-- WORK REQUIRED --
Give every entry again, word for word and in full.

-- RECORDS FOR THE EXERCISE --
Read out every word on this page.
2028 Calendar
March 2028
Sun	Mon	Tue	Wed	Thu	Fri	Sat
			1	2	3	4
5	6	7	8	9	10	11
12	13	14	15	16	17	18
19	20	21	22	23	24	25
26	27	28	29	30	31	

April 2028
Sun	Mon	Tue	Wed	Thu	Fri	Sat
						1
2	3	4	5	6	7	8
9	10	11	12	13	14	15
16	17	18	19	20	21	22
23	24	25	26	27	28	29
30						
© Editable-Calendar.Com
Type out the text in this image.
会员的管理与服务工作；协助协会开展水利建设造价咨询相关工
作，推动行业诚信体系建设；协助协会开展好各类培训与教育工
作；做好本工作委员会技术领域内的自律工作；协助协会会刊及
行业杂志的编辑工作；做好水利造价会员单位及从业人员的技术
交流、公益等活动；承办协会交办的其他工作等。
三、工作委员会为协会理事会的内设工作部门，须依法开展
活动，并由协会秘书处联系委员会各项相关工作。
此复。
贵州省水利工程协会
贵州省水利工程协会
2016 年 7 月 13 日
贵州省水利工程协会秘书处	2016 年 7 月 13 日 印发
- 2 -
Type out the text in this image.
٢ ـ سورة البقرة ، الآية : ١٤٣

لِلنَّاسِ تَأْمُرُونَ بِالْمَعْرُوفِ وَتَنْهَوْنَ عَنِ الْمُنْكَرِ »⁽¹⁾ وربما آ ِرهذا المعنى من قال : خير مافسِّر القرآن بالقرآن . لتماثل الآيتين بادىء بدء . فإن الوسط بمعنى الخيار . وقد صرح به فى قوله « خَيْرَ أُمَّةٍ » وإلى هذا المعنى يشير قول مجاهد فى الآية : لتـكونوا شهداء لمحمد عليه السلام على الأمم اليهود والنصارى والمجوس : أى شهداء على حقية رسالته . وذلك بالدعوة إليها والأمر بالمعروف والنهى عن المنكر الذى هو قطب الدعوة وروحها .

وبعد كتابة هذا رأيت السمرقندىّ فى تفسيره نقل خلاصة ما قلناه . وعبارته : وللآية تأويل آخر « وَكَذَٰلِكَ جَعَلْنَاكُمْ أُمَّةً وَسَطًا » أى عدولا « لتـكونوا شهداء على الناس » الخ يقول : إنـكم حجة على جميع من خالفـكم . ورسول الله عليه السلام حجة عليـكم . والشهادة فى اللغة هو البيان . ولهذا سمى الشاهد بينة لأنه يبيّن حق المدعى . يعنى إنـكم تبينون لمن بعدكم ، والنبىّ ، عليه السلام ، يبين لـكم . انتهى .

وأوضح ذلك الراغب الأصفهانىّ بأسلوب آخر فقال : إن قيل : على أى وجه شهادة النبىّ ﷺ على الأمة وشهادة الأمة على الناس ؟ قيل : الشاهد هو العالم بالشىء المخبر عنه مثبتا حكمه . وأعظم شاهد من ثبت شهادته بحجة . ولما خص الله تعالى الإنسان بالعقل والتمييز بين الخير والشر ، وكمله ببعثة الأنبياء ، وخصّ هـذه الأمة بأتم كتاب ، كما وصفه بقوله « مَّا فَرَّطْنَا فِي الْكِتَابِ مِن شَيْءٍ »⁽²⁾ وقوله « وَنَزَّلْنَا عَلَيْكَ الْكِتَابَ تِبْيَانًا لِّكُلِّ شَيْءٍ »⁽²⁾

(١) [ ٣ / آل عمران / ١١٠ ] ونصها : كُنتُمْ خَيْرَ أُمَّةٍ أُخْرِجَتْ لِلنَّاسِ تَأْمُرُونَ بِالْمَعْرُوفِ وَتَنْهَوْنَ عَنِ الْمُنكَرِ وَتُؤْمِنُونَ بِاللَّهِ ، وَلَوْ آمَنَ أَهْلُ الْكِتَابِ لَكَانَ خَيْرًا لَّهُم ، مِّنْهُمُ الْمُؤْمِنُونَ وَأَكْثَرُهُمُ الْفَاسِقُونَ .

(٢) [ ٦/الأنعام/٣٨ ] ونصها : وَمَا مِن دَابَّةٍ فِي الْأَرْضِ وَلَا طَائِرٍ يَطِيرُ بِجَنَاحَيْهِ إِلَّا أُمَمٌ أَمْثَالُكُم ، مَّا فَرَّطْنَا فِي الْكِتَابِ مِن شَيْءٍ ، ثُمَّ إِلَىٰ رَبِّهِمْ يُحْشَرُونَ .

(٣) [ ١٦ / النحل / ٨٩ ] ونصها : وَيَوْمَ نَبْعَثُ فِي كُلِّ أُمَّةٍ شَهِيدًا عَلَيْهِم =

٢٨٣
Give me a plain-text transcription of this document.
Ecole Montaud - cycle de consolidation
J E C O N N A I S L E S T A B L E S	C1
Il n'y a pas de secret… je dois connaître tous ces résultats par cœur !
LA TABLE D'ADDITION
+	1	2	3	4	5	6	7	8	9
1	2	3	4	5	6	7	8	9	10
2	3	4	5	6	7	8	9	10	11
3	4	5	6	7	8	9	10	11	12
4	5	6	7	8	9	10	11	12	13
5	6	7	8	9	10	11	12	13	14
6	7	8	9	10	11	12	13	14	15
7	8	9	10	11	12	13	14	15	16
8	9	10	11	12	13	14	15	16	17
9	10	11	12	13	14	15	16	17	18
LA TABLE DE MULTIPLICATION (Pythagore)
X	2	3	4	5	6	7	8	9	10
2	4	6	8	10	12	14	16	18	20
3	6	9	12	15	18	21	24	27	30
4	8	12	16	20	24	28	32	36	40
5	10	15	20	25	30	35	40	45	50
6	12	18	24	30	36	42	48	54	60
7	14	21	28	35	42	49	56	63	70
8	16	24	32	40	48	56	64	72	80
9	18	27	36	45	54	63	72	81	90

-- TASK RESPONSE --
Read out every word on this page.
2028 Calendar
March 2028
Sun	Mon	Tue	Wed	Thu	Fri	Sat
			1	2	3	4
5	6	7	8	9	10	11
12	13	14	15	16	17	18
19	20	21	22	23	24	25
26	27	28	29	30	31	

April 2028
Sun	Mon	Tue	Wed	Thu	Fri	Sat
						1
2	3	4	5	6	7	8
9	10	11	12	13	14	15
16	17	18	19	20	21	22
23	24	25	26	27	28	29
30						
© Editable-Calendar.Com
Type out the text in this image.
会员的管理与服务工作；协助协会开展水利建设造价咨询相关工
作，推动行业诚信体系建设；协助协会开展好各类培训与教育工
作；做好本工作委员会技术领域内的自律工作；协助协会会刊及
行业杂志的编辑工作；做好水利造价会员单位及从业人员的技术
交流、公益等活动；承办协会交办的其他工作等。
三、工作委员会为协会理事会的内设工作部门，须依法开展
活动，并由协会秘书处联系委员会各项相关工作。
此复。
贵州省水利工程协会
贵州省水利工程协会
2016 年 7 月 13 日
贵州省水利工程协会秘书处	2016 年 7 月 13 日 印发
- 2 -
Type out the text in this image.
٢ ـ سورة البقرة ، الآية : ١٤٣

لِلنَّاسِ تَأْمُرُونَ بِالْمَعْرُوفِ وَتَنْهَوْنَ عَنِ الْمُنْكَرِ »⁽¹⁾ وربما آ ِرهذا المعنى من قال : خير مافسِّر القرآن بالقرآن . لتماثل الآيتين بادىء بدء . فإن الوسط بمعنى الخيار . وقد صرح به فى قوله « خَيْرَ أُمَّةٍ » وإلى هذا المعنى يشير قول مجاهد فى الآية : لتـكونوا شهداء لمحمد عليه السلام على الأمم اليهود والنصارى والمجوس : أى شهداء على حقية رسالته . وذلك بالدعوة إليها والأمر بالمعروف والنهى عن المنكر الذى هو قطب الدعوة وروحها .

وبعد كتابة هذا رأيت السمرقندىّ فى تفسيره نقل خلاصة ما قلناه . وعبارته : وللآية تأويل آخر « وَكَذَٰلِكَ جَعَلْنَاكُمْ أُمَّةً وَسَطًا » أى عدولا « لتـكونوا شهداء على الناس » الخ يقول : إنـكم حجة على جميع من خالفـكم . ورسول الله عليه السلام حجة عليـكم . والشهادة فى اللغة هو البيان . ولهذا سمى الشاهد بينة لأنه يبيّن حق المدعى . يعنى إنـكم تبينون لمن بعدكم ، والنبىّ ، عليه السلام ، يبين لـكم . انتهى .

وأوضح ذلك الراغب الأصفهانىّ بأسلوب آخر فقال : إن قيل : على أى وجه شهادة النبىّ ﷺ على الأمة وشهادة الأمة على الناس ؟ قيل : الشاهد هو العالم بالشىء المخبر عنه مثبتا حكمه . وأعظم شاهد من ثبت شهادته بحجة . ولما خص الله تعالى الإنسان بالعقل والتمييز بين الخير والشر ، وكمله ببعثة الأنبياء ، وخصّ هـذه الأمة بأتم كتاب ، كما وصفه بقوله « مَّا فَرَّطْنَا فِي الْكِتَابِ مِن شَيْءٍ »⁽²⁾ وقوله « وَنَزَّلْنَا عَلَيْكَ الْكِتَابَ تِبْيَانًا لِّكُلِّ شَيْءٍ »⁽²⁾

(١) [ ٣ / آل عمران / ١١٠ ] ونصها : كُنتُمْ خَيْرَ أُمَّةٍ أُخْرِجَتْ لِلنَّاسِ تَأْمُرُونَ بِالْمَعْرُوفِ وَتَنْهَوْنَ عَنِ الْمُنكَرِ وَتُؤْمِنُونَ بِاللَّهِ ، وَلَوْ آمَنَ أَهْلُ الْكِتَابِ لَكَانَ خَيْرًا لَّهُم ، مِّنْهُمُ الْمُؤْمِنُونَ وَأَكْثَرُهُمُ الْفَاسِقُونَ .

(٢) [ ٦/الأنعام/٣٨ ] ونصها : وَمَا مِن دَابَّةٍ فِي الْأَرْضِ وَلَا طَائِرٍ يَطِيرُ بِجَنَاحَيْهِ إِلَّا أُمَمٌ أَمْثَالُكُم ، مَّا فَرَّطْنَا فِي الْكِتَابِ مِن شَيْءٍ ، ثُمَّ إِلَىٰ رَبِّهِمْ يُحْشَرُونَ .

(٣) [ ١٦ / النحل / ٨٩ ] ونصها : وَيَوْمَ نَبْعَثُ فِي كُلِّ أُمَّةٍ شَهِيدًا عَلَيْهِم =

٢٨٣
Give me a plain-text transcription of this document.
Ecole Montaud - cycle de consolidation
J E C O N N A I S L E S T A B L E S	C1
Il n'y a pas de secret… je dois connaître tous ces résultats par cœur !
LA TABLE D'ADDITION
+	1	2	3	4	5	6	7	8	9
1	2	3	4	5	6	7	8	9	10
2	3	4	5	6	7	8	9	10	11
3	4	5	6	7	8	9	10	11	12
4	5	6	7	8	9	10	11	12	13
5	6	7	8	9	10	11	12	13	14
6	7	8	9	10	11	12	13	14	15
7	8	9	10	11	12	13	14	15	16
8	9	10	11	12	13	14	15	16	17
9	10	11	12	13	14	15	16	17	18
LA TABLE DE MULTIPLICATION (Pythagore)
X	2	3	4	5	6	7	8	9	10
2	4	6	8	10	12	14	16	18	20
3	6	9	12	15	18	21	24	27	30
4	8	12	16	20	24	28	32	36	40
5	10	15	20	25	30	35	40	45	50
6	12	18	24	30	36	42	48	54	60
7	14	21	28	35	42	49	56	63	70
8	16	24	32	40	48	56	64	72	80
9	18	27	36	45	54	63	72	81	90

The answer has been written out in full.